> **Exercise**
The records below must be copied in full; omit the images.

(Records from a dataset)
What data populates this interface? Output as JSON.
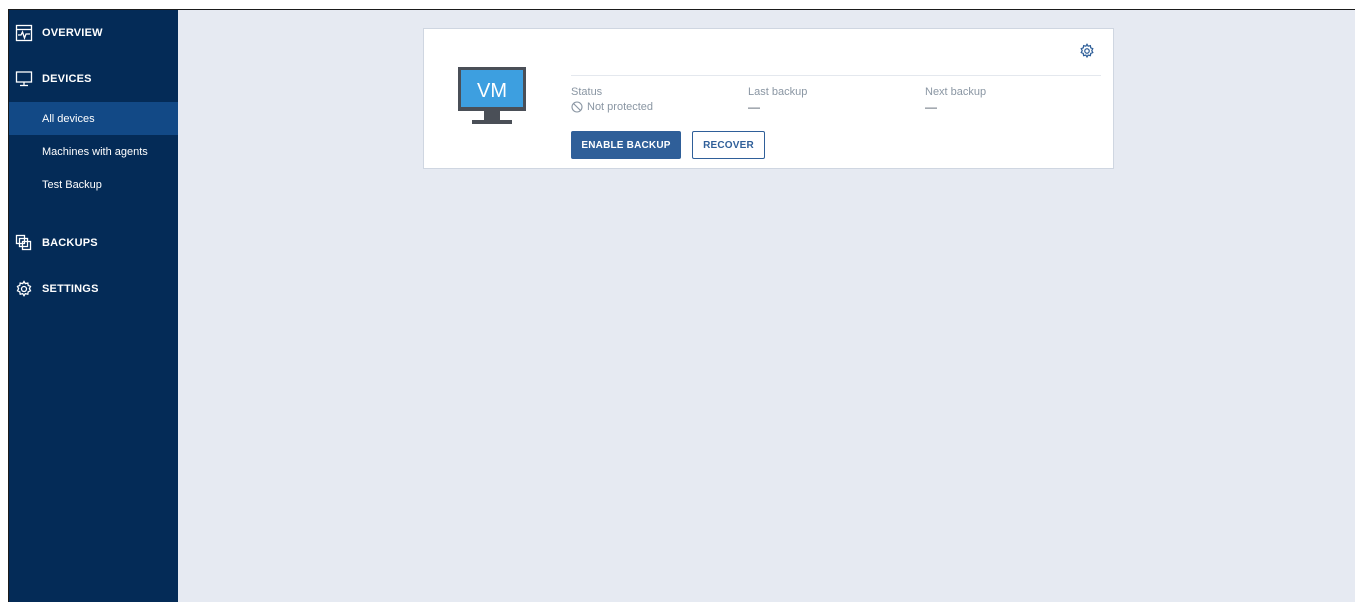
{
  "sidebar": {
    "overview": "OVERVIEW",
    "devices": "DEVICES",
    "device_items": [
      "All devices",
      "Machines with agents",
      "Test Backup"
    ],
    "backups": "BACKUPS",
    "settings": "SETTINGS"
  },
  "device_card": {
    "monitor_label": "VM",
    "status_label": "Status",
    "status_value": "Not protected",
    "last_backup_label": "Last backup",
    "last_backup_value": "—",
    "next_backup_label": "Next backup",
    "next_backup_value": "—",
    "enable_backup": "ENABLE BACKUP",
    "recover": "RECOVER"
  },
  "colors": {
    "sidebar_bg": "#042b57",
    "sidebar_active": "#124986",
    "main_bg": "#e6eaf2",
    "accent": "#2f5f99"
  }
}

> **Answer to this task**
What data populates this interface? Output as JSON.
{
  "sidebar": {
    "overview": "OVERVIEW",
    "devices": "DEVICES",
    "device_items": [
      "All devices",
      "Machines with agents",
      "Test Backup"
    ],
    "backups": "BACKUPS",
    "settings": "SETTINGS"
  },
  "device_card": {
    "monitor_label": "VM",
    "status_label": "Status",
    "status_value": "Not protected",
    "last_backup_label": "Last backup",
    "last_backup_value": "—",
    "next_backup_label": "Next backup",
    "next_backup_value": "—",
    "enable_backup": "ENABLE BACKUP",
    "recover": "RECOVER"
  },
  "colors": {
    "sidebar_bg": "#042b57",
    "sidebar_active": "#124986",
    "main_bg": "#e6eaf2",
    "accent": "#2f5f99"
  }
}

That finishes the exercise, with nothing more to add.